== Data rows

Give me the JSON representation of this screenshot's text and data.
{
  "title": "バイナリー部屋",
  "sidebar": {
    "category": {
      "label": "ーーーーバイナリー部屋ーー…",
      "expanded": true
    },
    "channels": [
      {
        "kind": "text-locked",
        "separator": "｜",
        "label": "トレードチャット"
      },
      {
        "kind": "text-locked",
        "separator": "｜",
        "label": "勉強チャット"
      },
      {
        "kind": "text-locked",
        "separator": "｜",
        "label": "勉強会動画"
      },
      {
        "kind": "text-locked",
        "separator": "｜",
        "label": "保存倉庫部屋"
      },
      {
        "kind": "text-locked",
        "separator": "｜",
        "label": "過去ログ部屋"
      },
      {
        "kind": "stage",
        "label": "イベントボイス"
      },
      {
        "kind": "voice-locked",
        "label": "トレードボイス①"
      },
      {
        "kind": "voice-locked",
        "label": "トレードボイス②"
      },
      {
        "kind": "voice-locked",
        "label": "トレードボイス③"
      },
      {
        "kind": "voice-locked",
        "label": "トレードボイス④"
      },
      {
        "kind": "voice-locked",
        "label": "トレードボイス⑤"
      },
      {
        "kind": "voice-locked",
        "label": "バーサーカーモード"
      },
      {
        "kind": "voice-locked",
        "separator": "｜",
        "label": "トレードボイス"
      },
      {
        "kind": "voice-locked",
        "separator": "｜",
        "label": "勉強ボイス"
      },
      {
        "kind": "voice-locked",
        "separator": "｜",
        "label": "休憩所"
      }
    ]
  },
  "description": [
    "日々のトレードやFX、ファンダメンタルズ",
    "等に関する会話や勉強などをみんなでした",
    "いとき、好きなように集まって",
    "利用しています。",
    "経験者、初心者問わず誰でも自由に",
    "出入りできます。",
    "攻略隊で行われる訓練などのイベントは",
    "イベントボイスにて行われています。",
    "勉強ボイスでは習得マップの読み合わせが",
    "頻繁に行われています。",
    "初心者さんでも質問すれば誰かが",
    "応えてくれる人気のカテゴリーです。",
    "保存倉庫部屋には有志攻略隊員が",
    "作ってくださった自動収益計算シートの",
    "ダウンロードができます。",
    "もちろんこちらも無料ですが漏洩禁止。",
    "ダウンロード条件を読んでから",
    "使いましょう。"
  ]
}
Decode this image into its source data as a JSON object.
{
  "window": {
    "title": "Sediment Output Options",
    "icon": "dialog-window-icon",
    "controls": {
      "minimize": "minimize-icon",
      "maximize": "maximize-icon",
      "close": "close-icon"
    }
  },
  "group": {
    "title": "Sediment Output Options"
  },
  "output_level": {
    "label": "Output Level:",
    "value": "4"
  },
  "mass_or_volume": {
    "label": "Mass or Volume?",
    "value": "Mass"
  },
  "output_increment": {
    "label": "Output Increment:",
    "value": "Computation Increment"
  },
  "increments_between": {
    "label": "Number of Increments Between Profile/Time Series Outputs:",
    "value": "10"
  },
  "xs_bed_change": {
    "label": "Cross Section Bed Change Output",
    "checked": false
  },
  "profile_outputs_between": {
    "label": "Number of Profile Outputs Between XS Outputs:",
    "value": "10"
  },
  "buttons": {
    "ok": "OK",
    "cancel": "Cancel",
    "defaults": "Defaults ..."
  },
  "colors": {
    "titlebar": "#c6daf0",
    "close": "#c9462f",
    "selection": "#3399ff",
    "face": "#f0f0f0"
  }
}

====

Task prompt
Return only the count of lines in the records that hold the word "Sediment".

Result of the task
2